● Set task: Where the word "бюджетной" occurs in a line, return that line.

Entries taken from a collection:
-- Begin --
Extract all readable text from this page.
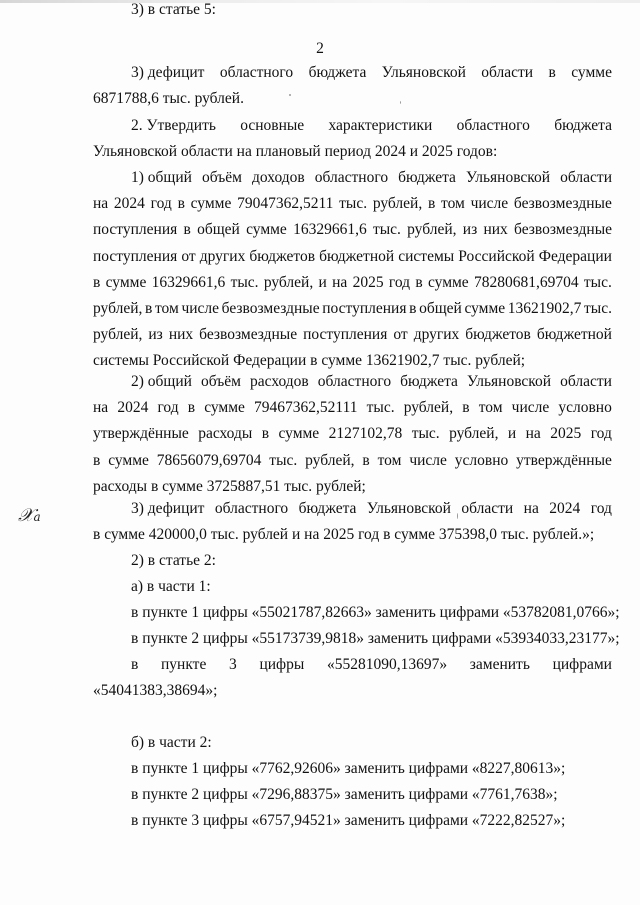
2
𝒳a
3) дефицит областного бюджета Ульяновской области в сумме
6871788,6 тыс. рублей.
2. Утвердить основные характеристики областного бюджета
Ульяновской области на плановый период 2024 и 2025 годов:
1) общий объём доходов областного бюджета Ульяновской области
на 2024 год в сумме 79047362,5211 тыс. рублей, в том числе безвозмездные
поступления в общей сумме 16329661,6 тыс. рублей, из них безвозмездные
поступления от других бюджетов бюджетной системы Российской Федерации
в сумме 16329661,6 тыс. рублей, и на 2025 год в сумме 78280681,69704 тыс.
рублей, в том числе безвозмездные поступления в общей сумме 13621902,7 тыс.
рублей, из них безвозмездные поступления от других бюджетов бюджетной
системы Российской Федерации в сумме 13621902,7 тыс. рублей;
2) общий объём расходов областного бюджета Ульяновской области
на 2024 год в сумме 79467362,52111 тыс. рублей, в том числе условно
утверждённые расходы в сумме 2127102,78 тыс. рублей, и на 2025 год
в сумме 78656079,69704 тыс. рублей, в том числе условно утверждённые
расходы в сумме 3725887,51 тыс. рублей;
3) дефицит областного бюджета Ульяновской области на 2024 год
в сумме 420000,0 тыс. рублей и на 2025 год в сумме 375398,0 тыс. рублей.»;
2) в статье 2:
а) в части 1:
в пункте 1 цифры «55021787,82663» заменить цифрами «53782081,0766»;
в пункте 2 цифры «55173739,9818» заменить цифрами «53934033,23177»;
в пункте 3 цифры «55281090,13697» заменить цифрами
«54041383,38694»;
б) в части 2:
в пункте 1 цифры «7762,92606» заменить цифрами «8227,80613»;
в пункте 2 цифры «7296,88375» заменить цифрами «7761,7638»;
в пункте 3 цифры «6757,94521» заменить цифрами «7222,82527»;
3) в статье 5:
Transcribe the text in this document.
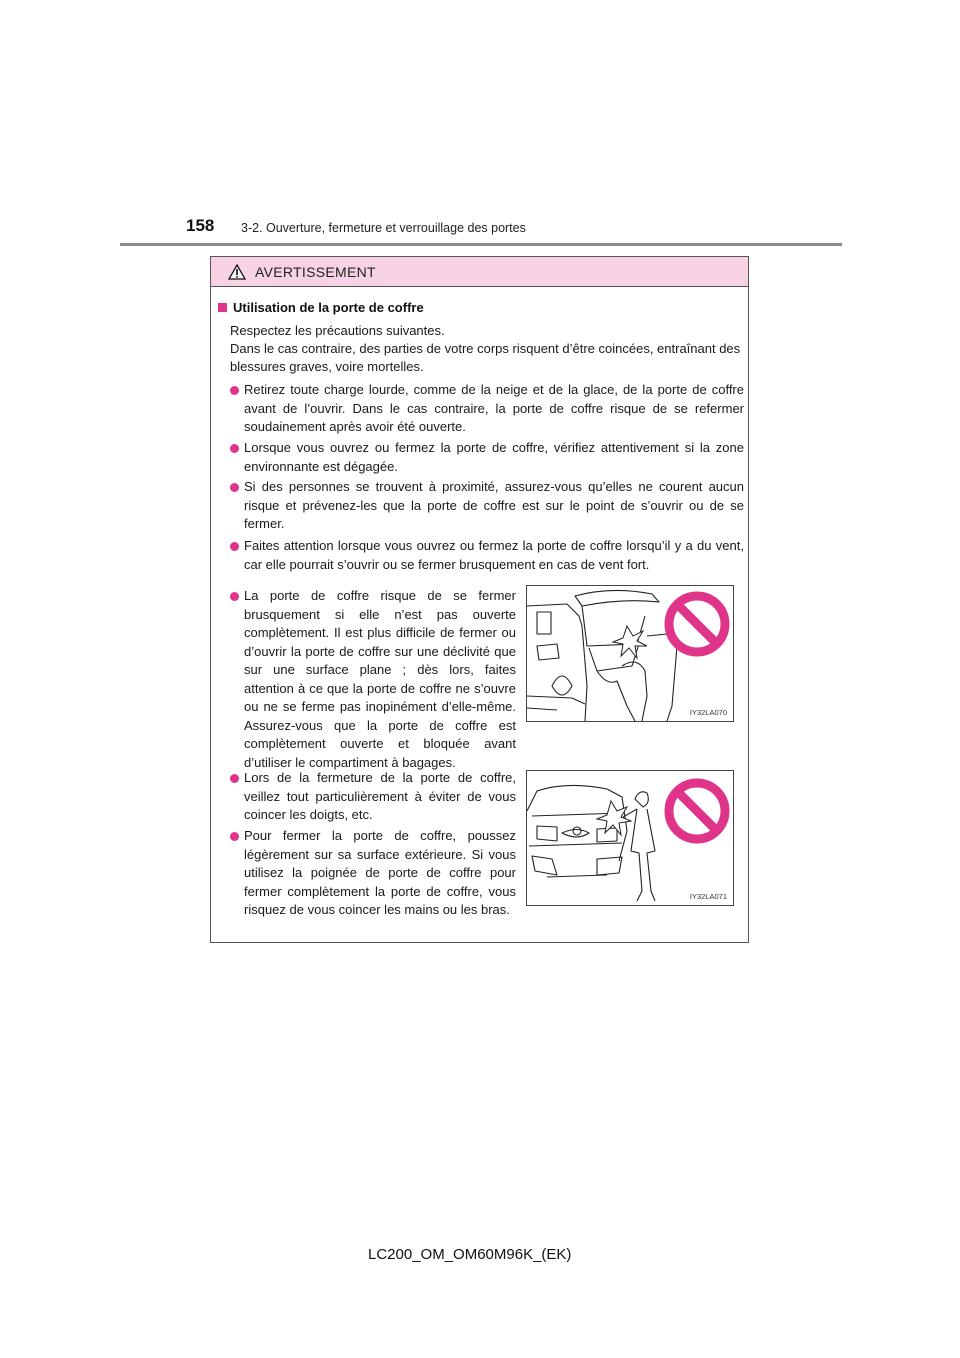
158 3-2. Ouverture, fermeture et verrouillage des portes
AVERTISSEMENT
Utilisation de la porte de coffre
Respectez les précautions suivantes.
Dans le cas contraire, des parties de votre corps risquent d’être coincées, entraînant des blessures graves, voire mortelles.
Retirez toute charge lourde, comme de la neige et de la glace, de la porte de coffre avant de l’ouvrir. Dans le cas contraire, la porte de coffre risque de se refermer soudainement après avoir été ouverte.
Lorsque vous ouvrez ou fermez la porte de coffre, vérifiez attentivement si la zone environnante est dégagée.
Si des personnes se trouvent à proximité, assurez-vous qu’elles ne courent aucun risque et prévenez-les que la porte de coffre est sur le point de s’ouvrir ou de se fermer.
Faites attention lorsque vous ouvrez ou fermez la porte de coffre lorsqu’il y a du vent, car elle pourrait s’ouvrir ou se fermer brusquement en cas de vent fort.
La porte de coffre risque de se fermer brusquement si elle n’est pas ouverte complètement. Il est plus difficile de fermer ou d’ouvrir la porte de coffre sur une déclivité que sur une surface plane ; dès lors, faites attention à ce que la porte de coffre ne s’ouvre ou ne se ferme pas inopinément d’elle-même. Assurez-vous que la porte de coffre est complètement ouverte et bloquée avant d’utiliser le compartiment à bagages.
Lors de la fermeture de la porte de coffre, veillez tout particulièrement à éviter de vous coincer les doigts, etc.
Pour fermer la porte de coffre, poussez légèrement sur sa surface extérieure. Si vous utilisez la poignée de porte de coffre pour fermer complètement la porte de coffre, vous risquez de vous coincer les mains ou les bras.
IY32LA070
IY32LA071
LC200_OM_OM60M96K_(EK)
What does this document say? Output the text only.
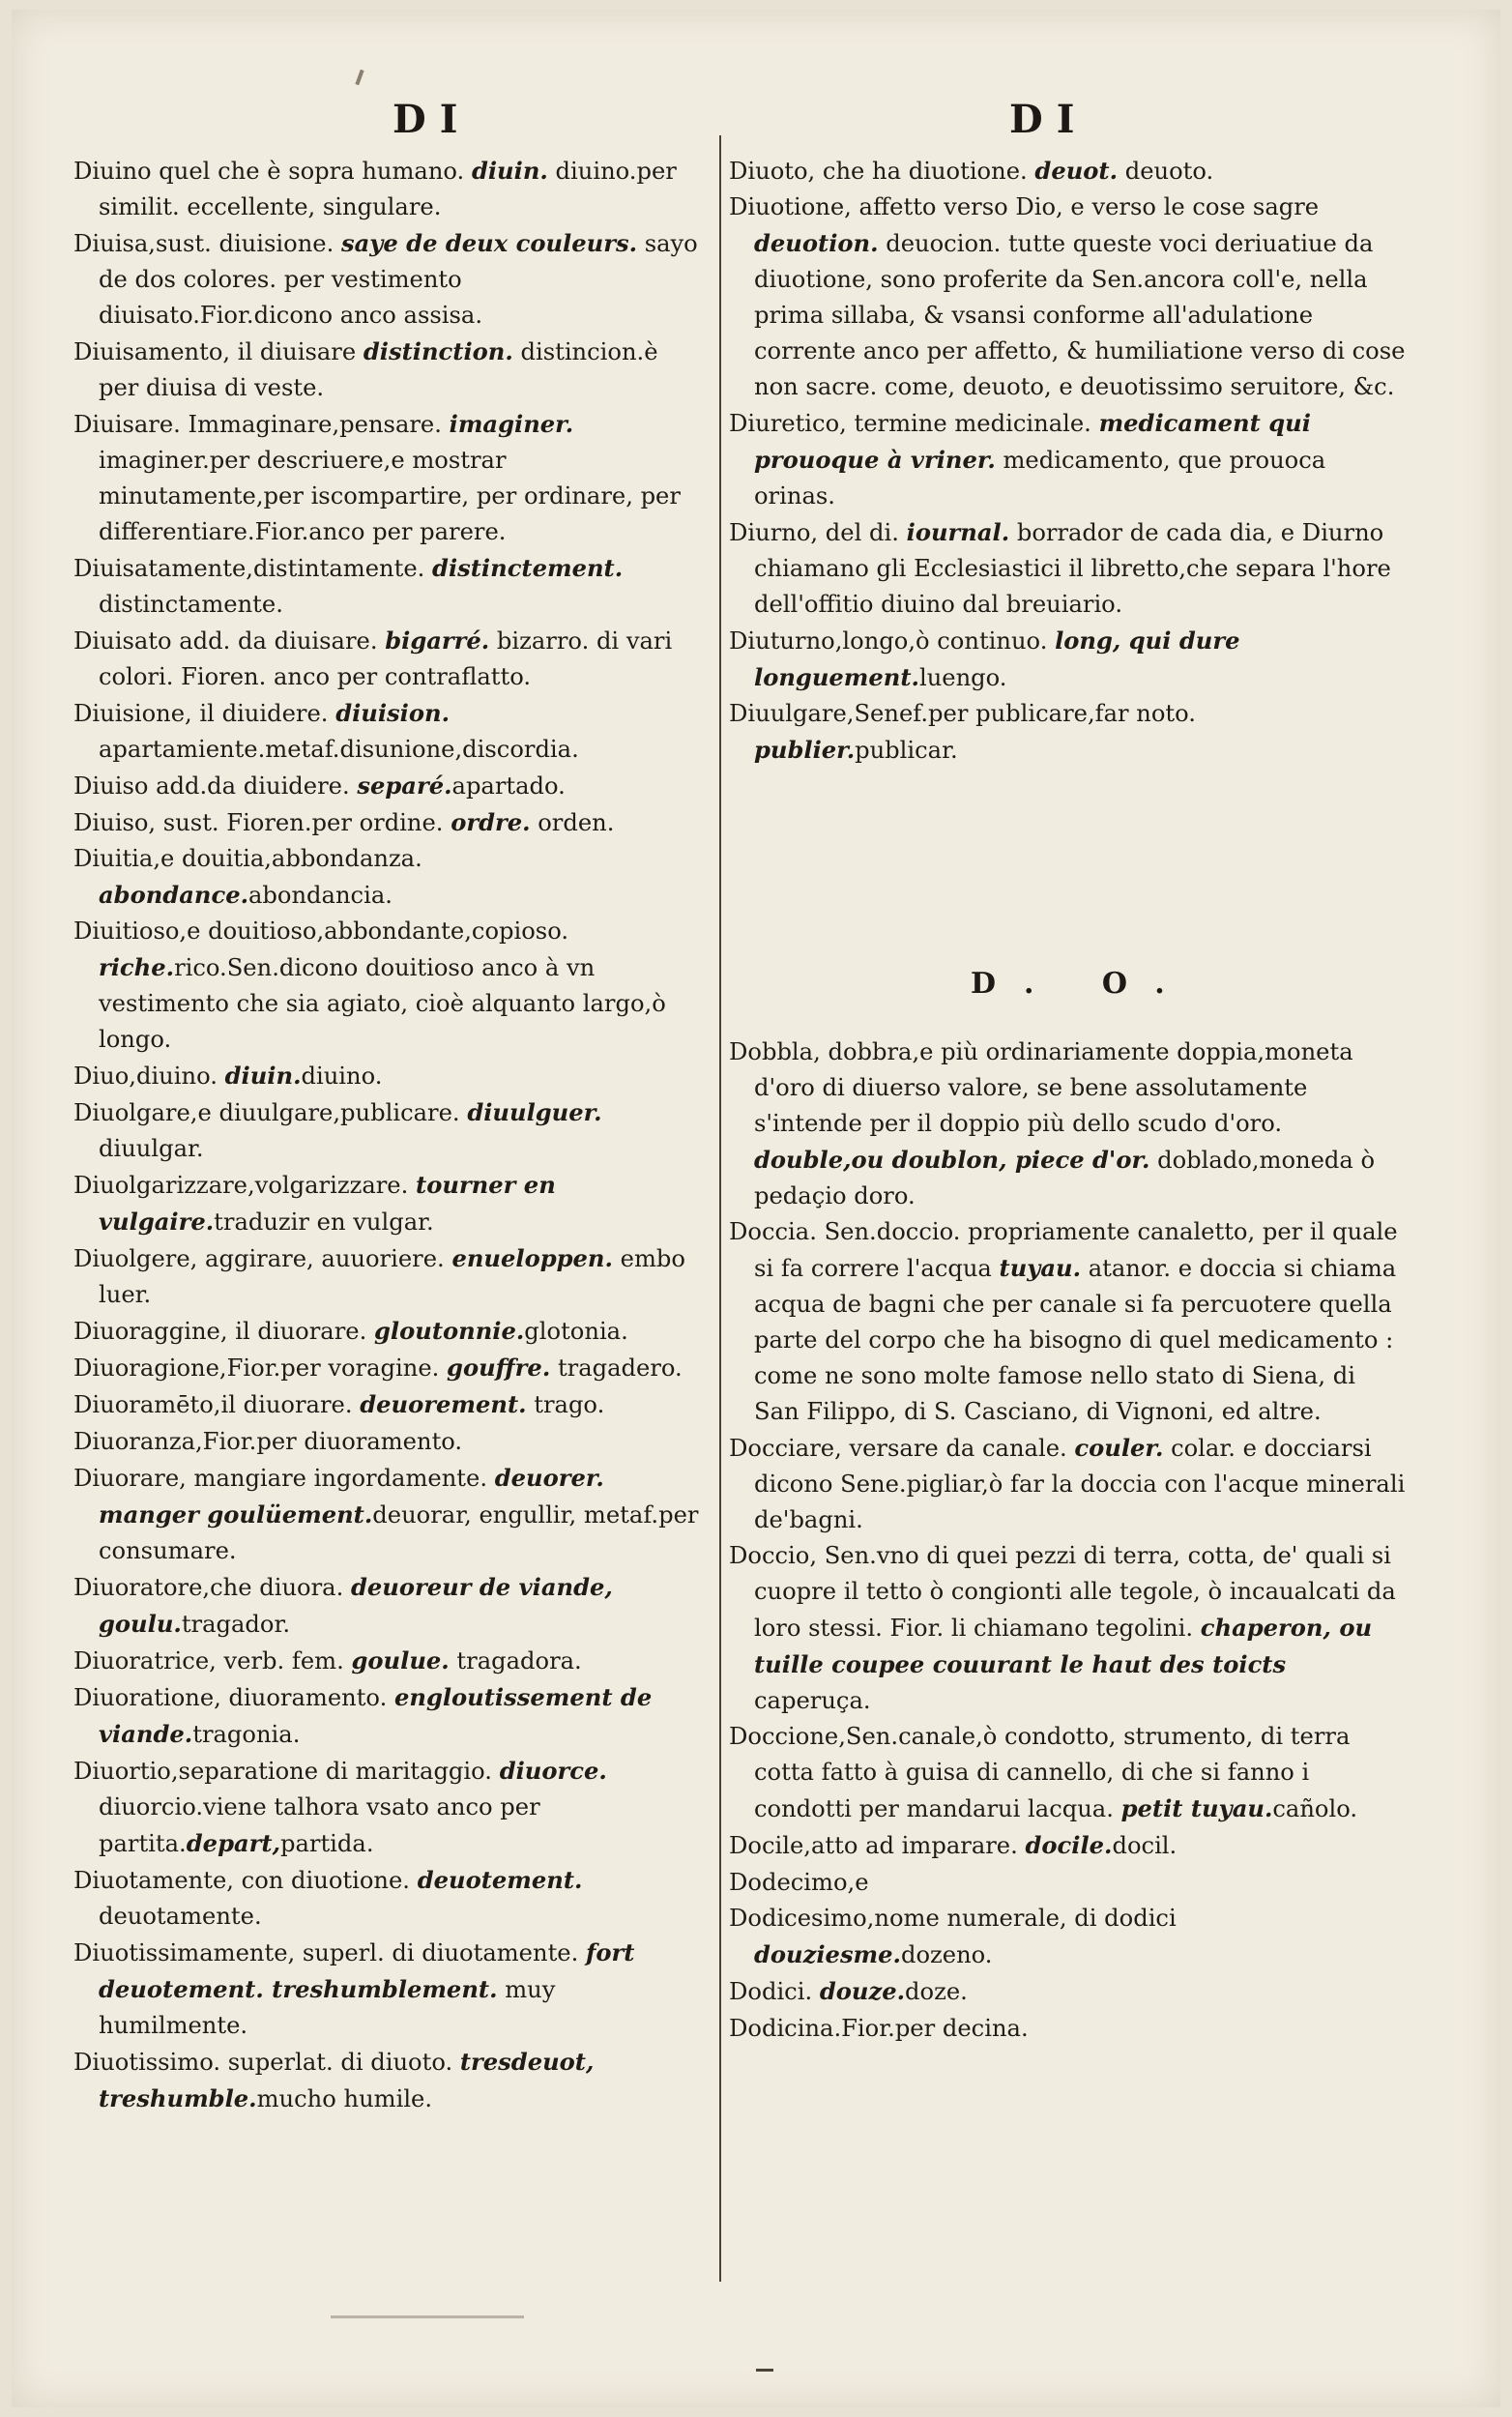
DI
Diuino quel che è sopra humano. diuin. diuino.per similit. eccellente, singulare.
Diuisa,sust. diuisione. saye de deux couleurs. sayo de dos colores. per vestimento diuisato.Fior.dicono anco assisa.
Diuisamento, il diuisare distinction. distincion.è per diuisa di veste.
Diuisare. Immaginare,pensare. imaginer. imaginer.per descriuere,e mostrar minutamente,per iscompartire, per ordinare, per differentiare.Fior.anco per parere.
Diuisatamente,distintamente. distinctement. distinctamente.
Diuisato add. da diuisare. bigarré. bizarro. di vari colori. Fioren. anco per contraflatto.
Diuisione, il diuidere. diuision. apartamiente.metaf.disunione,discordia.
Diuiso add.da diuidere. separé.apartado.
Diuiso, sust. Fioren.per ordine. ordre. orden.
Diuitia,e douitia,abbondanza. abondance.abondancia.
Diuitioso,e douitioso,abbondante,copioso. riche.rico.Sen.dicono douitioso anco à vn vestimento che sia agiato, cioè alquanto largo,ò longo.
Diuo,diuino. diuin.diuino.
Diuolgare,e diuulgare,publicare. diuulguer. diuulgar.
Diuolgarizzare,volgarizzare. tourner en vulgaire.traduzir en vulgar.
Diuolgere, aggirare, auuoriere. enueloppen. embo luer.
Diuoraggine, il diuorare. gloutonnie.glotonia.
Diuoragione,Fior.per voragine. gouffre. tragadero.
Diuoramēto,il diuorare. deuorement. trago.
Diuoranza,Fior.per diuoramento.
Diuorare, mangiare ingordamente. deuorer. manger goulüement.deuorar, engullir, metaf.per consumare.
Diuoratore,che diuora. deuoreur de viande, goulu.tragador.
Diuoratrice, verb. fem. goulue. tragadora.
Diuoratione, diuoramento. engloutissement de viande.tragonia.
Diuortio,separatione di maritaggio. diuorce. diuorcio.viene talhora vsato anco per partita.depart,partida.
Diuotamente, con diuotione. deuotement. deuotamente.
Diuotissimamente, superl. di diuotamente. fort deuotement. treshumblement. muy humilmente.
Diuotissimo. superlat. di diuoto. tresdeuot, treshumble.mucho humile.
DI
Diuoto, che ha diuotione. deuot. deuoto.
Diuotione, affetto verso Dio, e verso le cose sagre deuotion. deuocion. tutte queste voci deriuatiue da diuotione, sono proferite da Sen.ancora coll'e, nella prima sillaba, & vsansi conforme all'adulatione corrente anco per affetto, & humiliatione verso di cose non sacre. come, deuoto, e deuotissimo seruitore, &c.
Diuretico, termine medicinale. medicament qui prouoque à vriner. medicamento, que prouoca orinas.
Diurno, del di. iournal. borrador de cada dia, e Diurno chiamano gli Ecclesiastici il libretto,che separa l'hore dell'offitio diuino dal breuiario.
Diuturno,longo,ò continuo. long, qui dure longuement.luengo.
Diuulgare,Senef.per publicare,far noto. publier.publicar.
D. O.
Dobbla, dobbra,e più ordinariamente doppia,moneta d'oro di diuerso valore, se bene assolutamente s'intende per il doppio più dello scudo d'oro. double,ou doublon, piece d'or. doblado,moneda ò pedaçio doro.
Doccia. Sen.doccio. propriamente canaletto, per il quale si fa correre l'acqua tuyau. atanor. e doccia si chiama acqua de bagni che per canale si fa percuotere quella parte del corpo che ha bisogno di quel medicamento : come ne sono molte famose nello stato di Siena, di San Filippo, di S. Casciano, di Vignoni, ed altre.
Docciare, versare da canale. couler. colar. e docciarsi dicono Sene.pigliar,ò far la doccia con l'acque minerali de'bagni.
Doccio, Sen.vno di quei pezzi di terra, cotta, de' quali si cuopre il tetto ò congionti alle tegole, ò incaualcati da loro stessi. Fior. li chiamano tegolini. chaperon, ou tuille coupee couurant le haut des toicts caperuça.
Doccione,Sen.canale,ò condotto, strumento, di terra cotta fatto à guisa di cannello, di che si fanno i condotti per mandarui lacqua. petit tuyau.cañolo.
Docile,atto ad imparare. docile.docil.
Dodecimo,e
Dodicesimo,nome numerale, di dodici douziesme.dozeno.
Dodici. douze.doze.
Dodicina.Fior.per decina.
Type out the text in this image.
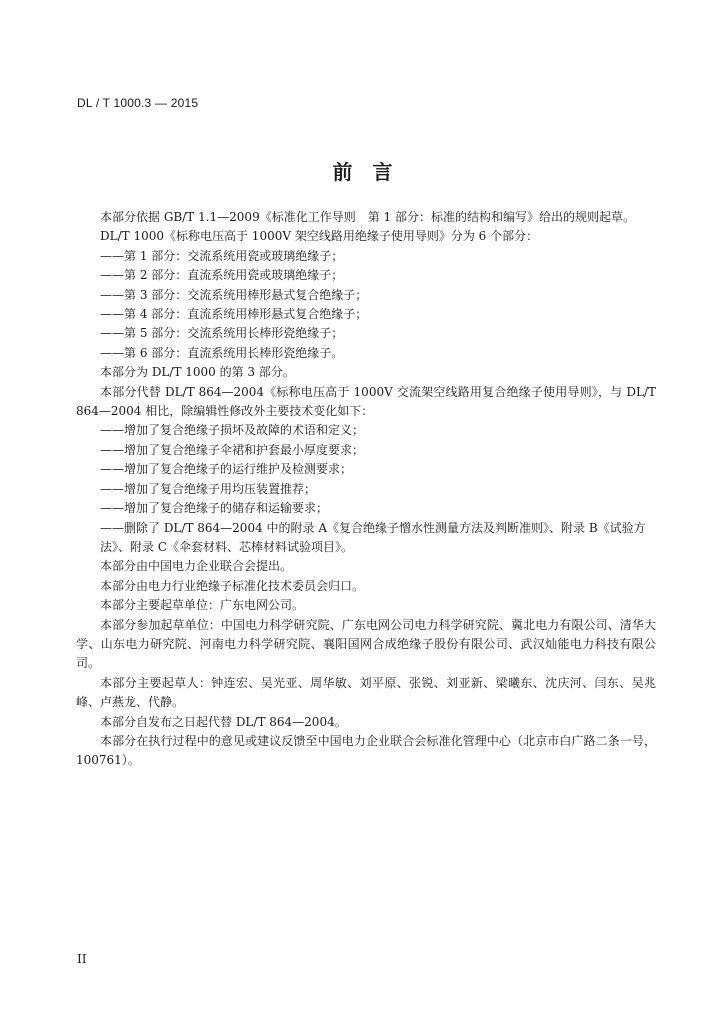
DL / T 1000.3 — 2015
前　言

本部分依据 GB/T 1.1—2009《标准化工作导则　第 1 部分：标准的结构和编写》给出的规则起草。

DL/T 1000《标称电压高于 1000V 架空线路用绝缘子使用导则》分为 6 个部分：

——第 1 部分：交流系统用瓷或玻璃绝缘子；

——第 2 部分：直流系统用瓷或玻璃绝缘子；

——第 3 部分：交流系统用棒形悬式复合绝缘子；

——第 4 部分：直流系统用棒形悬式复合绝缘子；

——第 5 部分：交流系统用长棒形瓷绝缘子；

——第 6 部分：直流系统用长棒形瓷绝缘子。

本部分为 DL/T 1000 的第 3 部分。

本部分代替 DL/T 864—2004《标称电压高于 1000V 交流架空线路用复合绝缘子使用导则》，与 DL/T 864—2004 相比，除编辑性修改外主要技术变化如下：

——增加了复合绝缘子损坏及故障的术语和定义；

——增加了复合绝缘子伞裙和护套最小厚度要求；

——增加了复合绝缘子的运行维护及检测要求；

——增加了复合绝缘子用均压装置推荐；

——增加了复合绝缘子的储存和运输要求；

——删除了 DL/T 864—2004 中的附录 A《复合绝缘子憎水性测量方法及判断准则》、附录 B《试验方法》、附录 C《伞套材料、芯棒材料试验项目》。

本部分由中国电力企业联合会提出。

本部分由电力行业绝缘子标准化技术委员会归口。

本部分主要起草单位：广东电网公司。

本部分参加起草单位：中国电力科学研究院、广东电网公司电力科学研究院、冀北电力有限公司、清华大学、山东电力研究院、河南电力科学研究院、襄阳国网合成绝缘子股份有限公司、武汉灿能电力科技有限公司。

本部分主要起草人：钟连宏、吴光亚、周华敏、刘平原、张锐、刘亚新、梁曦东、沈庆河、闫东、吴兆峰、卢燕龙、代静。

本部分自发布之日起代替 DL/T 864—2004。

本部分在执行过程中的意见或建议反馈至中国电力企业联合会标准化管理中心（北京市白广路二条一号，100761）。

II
-- End --
● Finished answer:
поступления от других бюджетов бюджетной системы Российской Федерации
рублей, из них безвозмездные поступления от других бюджетов бюджетной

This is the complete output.